Records that describe figures:
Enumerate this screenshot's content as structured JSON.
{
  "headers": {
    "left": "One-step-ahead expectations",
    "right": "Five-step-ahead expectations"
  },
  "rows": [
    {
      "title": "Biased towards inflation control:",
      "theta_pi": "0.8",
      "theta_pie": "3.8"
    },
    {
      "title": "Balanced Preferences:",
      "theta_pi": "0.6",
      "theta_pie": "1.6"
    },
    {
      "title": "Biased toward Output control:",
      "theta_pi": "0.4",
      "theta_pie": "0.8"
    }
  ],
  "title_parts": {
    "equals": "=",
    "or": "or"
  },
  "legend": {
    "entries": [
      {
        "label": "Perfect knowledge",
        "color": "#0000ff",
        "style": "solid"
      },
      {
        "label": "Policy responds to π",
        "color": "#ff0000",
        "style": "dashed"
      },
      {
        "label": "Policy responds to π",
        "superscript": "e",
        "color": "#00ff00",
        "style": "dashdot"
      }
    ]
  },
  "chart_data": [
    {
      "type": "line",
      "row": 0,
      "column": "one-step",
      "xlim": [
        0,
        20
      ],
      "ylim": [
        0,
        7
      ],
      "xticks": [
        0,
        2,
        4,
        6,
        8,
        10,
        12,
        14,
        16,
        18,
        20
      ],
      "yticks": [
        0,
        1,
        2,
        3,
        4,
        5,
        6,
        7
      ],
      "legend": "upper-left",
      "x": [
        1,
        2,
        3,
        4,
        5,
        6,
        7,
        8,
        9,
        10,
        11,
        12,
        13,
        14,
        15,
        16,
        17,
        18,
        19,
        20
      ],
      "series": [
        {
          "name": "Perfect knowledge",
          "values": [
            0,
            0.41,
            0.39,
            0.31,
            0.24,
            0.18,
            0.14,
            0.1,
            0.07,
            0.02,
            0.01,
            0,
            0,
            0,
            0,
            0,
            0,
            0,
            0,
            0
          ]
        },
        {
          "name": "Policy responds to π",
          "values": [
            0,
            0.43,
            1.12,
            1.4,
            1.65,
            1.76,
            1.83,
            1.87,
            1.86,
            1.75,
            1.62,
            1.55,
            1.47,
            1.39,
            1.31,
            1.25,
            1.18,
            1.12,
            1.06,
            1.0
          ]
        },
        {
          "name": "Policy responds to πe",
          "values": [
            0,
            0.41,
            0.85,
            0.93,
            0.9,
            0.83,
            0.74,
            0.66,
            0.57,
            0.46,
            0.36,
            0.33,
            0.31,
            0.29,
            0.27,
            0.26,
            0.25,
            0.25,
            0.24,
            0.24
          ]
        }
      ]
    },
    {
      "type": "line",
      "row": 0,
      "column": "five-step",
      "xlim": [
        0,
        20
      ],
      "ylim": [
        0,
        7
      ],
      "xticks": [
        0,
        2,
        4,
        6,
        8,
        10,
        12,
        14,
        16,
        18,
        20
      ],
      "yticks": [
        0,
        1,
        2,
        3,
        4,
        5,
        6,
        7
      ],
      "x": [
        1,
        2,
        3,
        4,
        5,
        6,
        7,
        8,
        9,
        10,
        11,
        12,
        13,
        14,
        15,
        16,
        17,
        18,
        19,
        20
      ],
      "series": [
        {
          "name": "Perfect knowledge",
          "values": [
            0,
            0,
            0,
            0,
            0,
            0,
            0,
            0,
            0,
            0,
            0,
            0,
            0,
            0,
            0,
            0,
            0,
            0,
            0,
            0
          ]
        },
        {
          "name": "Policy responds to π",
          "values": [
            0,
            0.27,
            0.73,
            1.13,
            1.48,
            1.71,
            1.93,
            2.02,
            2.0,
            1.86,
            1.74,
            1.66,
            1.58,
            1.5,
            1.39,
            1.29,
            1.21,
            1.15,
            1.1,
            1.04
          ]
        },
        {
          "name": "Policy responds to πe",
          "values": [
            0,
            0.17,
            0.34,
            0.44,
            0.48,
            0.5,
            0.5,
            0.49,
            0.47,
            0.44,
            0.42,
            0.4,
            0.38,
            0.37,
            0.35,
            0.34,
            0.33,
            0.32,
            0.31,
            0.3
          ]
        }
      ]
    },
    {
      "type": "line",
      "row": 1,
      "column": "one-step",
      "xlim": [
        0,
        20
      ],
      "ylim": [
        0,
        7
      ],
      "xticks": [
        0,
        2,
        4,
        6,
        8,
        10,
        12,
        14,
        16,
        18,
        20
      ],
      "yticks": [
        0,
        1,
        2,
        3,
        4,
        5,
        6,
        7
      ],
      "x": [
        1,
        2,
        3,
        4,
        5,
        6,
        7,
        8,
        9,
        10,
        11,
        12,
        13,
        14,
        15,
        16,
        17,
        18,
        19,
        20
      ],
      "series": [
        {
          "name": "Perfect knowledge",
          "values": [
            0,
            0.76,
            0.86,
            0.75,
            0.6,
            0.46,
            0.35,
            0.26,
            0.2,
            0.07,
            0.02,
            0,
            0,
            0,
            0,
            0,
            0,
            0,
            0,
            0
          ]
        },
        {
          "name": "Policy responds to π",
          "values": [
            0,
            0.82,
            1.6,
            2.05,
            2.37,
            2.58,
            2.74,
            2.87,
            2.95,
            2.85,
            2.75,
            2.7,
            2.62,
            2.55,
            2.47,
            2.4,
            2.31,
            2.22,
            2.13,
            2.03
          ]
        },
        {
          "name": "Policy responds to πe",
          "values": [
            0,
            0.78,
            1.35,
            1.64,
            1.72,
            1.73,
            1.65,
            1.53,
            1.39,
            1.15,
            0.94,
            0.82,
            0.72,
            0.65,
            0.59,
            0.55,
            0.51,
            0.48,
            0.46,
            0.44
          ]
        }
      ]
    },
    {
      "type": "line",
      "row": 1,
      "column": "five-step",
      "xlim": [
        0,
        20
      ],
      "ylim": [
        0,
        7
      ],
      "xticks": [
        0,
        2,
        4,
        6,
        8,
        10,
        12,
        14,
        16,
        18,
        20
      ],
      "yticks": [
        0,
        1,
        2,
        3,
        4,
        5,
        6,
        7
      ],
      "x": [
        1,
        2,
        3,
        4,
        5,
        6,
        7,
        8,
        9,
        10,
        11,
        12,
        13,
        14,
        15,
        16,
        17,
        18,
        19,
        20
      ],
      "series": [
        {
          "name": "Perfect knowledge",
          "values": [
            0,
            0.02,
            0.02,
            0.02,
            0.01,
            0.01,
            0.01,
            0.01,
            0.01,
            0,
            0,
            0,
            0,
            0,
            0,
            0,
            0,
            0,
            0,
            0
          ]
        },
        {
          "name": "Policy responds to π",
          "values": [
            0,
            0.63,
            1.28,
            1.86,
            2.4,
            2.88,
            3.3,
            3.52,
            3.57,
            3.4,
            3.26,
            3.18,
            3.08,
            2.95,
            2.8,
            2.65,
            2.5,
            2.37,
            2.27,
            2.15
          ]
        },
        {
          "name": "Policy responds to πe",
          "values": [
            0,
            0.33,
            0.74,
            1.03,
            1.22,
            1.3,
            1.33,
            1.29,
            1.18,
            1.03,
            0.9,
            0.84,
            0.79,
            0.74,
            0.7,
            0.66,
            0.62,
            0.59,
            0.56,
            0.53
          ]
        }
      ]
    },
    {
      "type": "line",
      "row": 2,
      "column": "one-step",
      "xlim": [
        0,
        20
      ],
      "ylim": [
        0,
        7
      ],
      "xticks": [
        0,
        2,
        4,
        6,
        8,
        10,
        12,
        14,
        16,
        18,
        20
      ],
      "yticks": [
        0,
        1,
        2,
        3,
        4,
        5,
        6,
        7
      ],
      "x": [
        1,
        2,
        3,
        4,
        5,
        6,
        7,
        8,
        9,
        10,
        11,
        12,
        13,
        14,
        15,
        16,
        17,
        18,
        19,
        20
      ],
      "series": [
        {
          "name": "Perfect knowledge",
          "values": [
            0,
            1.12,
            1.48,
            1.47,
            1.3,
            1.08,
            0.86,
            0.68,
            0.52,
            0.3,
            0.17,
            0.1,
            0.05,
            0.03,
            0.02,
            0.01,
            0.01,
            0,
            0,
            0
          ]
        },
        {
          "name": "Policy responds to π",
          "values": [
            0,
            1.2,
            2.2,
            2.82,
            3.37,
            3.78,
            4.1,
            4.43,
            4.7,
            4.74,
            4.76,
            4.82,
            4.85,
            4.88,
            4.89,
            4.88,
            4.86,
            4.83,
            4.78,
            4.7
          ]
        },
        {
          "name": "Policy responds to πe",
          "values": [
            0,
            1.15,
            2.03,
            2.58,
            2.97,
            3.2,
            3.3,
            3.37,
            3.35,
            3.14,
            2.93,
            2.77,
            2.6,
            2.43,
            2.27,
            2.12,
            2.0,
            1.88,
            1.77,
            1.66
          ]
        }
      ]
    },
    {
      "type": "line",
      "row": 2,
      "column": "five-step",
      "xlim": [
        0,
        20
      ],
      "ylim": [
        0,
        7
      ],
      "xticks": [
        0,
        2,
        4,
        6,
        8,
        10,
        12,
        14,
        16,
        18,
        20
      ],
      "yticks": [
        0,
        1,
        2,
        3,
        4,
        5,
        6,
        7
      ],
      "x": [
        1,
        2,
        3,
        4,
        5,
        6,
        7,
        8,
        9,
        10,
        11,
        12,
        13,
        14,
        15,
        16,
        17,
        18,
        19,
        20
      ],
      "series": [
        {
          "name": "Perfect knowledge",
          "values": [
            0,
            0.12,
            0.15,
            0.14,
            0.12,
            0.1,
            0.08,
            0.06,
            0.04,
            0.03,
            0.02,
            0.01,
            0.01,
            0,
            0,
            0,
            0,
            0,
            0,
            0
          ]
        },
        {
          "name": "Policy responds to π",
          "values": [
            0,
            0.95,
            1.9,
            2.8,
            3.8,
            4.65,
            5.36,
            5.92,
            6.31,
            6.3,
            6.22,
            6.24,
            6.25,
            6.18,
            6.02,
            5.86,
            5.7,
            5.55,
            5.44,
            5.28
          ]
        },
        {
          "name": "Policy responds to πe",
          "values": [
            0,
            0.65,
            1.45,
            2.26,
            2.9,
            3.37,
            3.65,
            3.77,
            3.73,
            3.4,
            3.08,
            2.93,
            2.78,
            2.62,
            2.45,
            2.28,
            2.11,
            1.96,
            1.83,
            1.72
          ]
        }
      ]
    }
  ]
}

* **Goal**: Go through the records above and copy every line with the word "Biased".

* **Full response**:
      "title": "Biased towards inflation control:",
      "title": "Biased toward Output control:",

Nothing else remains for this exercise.